[Begin RECORDS FOR THIS TASK]

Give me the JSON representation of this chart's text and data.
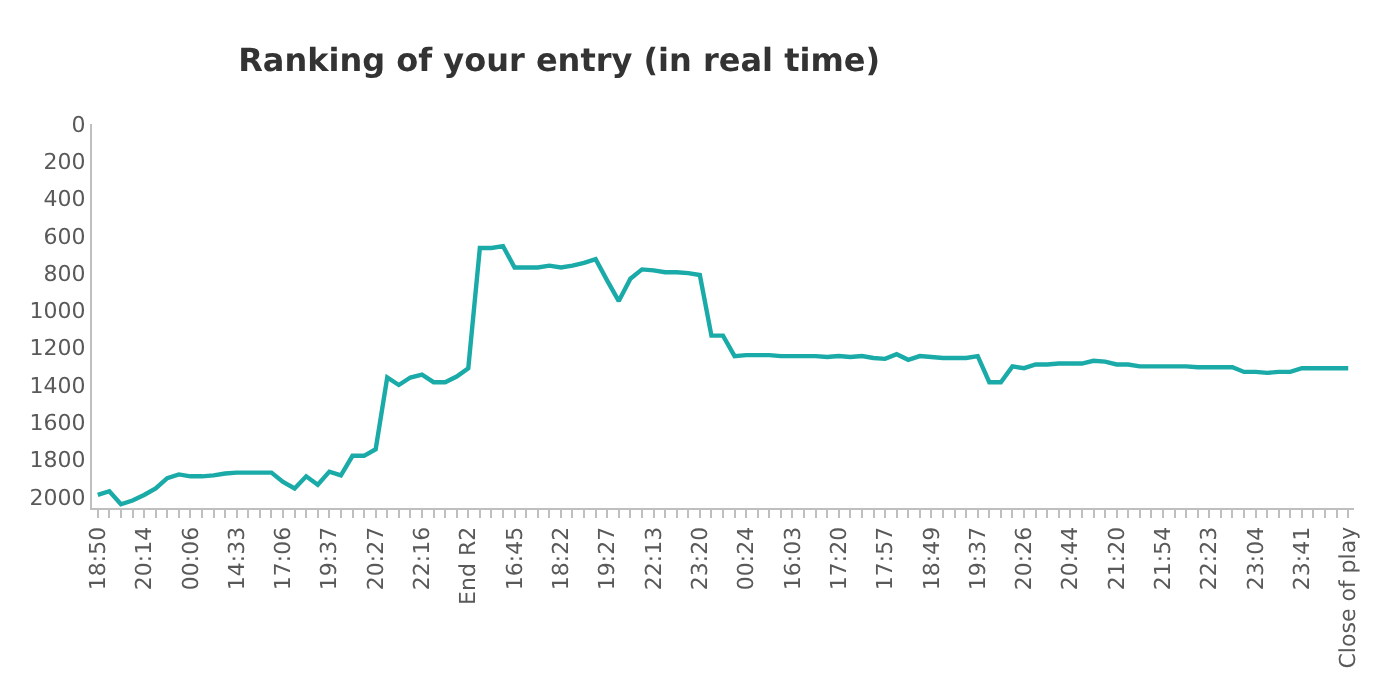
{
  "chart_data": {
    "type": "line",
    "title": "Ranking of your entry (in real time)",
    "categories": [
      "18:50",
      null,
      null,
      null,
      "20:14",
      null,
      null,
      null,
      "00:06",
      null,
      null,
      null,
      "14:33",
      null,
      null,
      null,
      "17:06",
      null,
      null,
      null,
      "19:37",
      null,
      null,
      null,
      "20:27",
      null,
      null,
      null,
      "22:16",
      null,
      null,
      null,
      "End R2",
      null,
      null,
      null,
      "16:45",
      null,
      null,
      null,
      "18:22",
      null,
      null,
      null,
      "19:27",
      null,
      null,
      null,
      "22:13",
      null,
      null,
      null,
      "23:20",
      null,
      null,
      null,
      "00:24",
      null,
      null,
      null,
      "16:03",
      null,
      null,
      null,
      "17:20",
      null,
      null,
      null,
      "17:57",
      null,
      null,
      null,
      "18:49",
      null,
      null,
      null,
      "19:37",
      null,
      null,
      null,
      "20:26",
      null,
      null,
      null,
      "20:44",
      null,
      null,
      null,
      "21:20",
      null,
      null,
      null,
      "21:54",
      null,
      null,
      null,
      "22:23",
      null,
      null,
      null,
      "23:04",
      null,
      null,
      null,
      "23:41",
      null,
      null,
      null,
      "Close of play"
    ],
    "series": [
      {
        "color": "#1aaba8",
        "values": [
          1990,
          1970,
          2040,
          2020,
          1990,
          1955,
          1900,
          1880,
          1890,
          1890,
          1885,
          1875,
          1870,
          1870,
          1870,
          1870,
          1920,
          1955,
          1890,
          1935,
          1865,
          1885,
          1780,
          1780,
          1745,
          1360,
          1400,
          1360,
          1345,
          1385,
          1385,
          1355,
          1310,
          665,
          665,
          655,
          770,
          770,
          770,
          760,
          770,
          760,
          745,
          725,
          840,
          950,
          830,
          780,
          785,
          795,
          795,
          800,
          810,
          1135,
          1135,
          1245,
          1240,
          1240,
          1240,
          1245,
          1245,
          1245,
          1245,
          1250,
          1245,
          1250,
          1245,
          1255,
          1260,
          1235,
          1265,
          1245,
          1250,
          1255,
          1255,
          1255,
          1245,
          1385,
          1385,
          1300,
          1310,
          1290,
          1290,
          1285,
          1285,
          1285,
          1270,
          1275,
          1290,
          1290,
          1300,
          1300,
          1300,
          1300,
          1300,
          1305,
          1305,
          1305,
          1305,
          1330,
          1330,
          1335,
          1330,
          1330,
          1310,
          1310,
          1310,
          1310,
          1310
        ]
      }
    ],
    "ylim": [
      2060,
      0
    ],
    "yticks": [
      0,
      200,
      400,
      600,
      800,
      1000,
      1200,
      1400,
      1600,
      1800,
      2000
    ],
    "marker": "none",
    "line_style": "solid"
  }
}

[End RECORDS FOR THIS TASK]
[Begin RECORDS FOR THIS TASK]

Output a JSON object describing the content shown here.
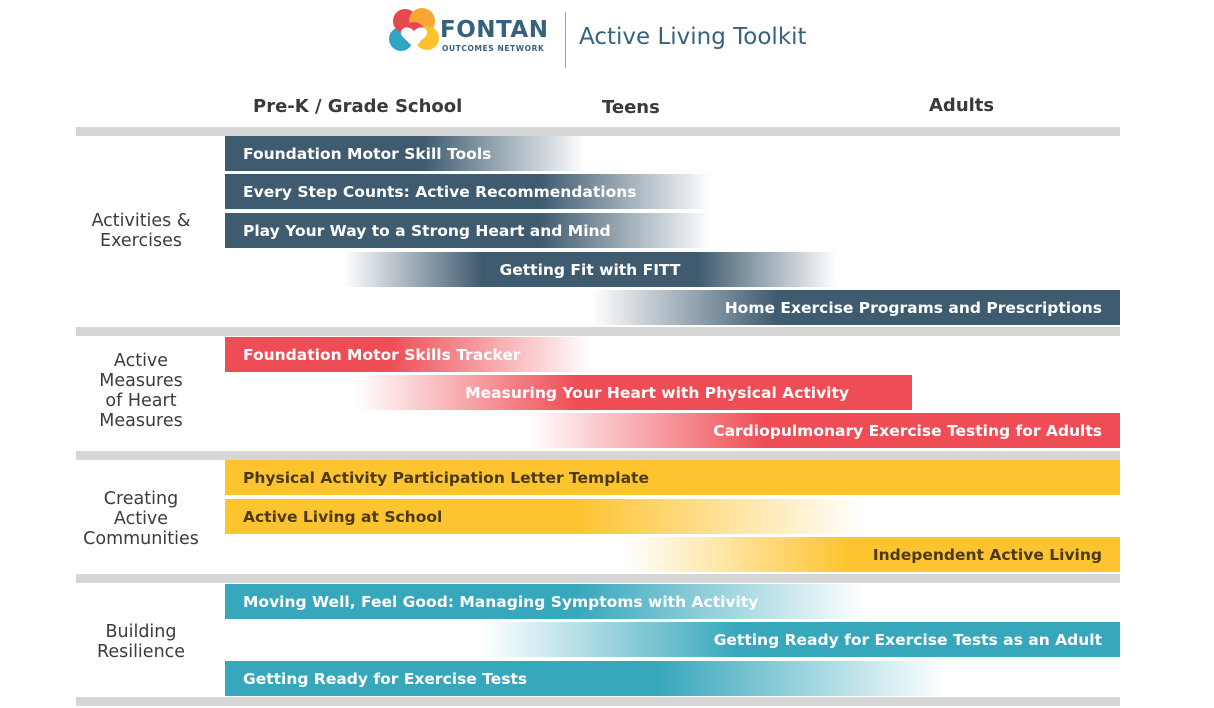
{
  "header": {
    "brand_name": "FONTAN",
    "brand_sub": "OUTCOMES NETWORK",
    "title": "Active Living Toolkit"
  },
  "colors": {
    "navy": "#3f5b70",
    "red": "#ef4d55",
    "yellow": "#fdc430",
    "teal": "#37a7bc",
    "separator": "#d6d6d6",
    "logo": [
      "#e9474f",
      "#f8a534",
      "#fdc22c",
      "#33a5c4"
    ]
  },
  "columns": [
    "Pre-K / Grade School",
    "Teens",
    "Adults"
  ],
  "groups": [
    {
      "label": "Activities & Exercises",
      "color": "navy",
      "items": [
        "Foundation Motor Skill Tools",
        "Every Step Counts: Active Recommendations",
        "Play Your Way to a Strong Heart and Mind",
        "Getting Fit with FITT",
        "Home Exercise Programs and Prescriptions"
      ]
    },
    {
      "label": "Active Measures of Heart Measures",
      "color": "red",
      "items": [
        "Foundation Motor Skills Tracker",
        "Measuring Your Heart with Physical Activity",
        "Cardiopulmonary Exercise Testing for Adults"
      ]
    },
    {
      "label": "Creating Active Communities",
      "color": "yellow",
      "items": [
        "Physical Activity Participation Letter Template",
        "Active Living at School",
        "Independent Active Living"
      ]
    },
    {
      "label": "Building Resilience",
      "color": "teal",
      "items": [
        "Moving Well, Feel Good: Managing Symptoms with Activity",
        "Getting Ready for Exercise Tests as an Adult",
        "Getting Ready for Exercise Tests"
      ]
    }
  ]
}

[End RECORDS FOR THIS TASK]
[Begin RECORDS FOR THIS TASK]

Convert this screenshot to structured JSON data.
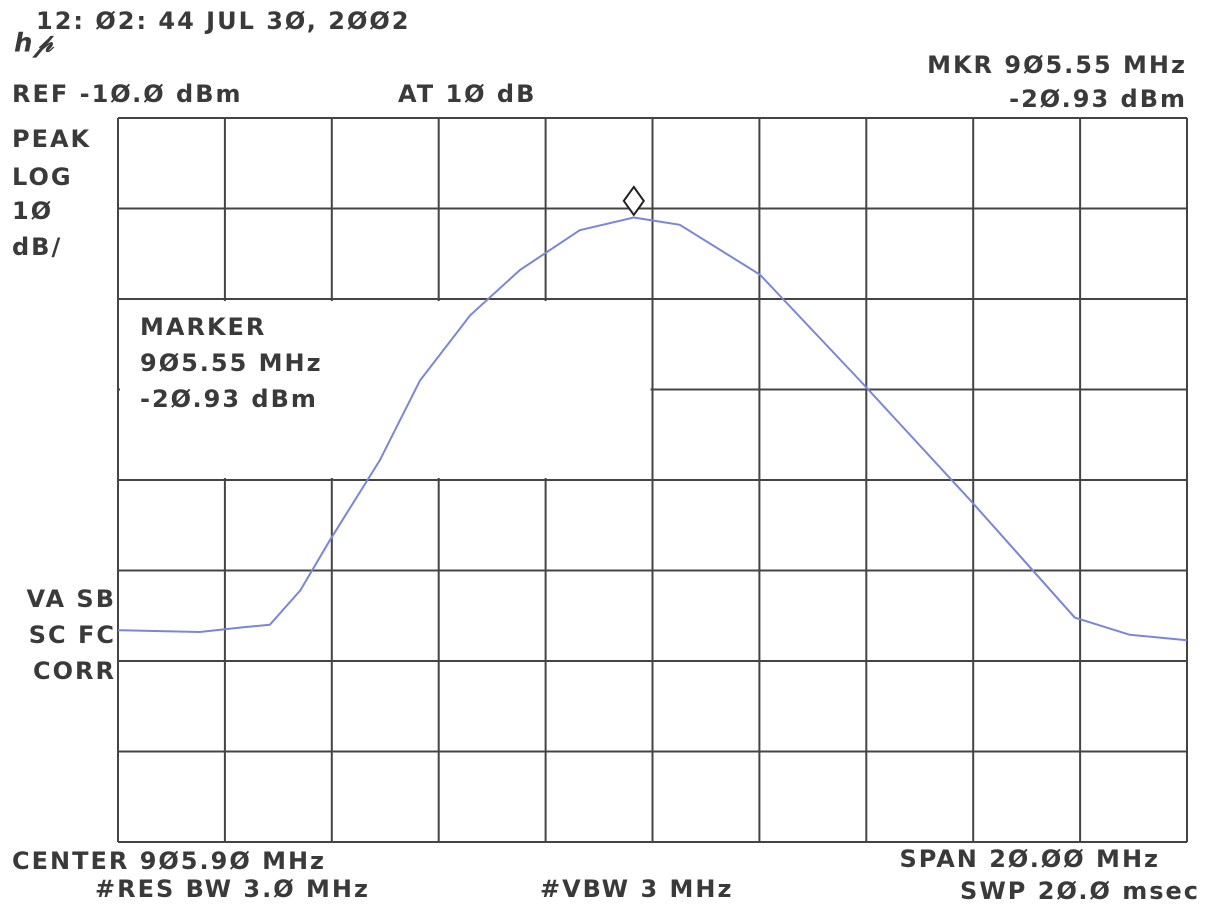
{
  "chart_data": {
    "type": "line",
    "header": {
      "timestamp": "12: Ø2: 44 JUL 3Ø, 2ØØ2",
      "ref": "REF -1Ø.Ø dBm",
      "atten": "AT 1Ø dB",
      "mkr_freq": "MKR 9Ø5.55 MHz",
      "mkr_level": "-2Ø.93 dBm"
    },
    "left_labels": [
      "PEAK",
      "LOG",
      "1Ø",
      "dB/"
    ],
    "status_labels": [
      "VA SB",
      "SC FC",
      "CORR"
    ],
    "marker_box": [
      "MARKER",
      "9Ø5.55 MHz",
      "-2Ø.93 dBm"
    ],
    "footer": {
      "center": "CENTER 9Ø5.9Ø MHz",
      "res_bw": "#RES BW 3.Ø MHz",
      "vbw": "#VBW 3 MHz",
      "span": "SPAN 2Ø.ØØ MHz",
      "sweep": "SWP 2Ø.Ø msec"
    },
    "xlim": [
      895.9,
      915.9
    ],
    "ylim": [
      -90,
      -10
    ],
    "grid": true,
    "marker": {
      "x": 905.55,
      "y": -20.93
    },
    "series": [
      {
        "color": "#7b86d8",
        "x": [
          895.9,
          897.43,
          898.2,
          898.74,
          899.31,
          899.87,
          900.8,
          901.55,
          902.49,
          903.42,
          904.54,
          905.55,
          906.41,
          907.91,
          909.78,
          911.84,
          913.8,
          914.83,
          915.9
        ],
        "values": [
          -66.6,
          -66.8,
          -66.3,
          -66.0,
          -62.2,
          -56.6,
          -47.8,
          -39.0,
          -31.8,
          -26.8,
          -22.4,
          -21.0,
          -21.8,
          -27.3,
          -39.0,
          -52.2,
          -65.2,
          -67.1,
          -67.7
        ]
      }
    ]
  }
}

[End RECORDS FOR THIS TASK]

_WHAT YOU NEED TO DO:_ Gather up every line in the data above that contains the word "Living", copying each one.

_TASK RESULT:_
    "title": "Active Living Toolkit"
        "Active Living at School",
        "Independent Active Living"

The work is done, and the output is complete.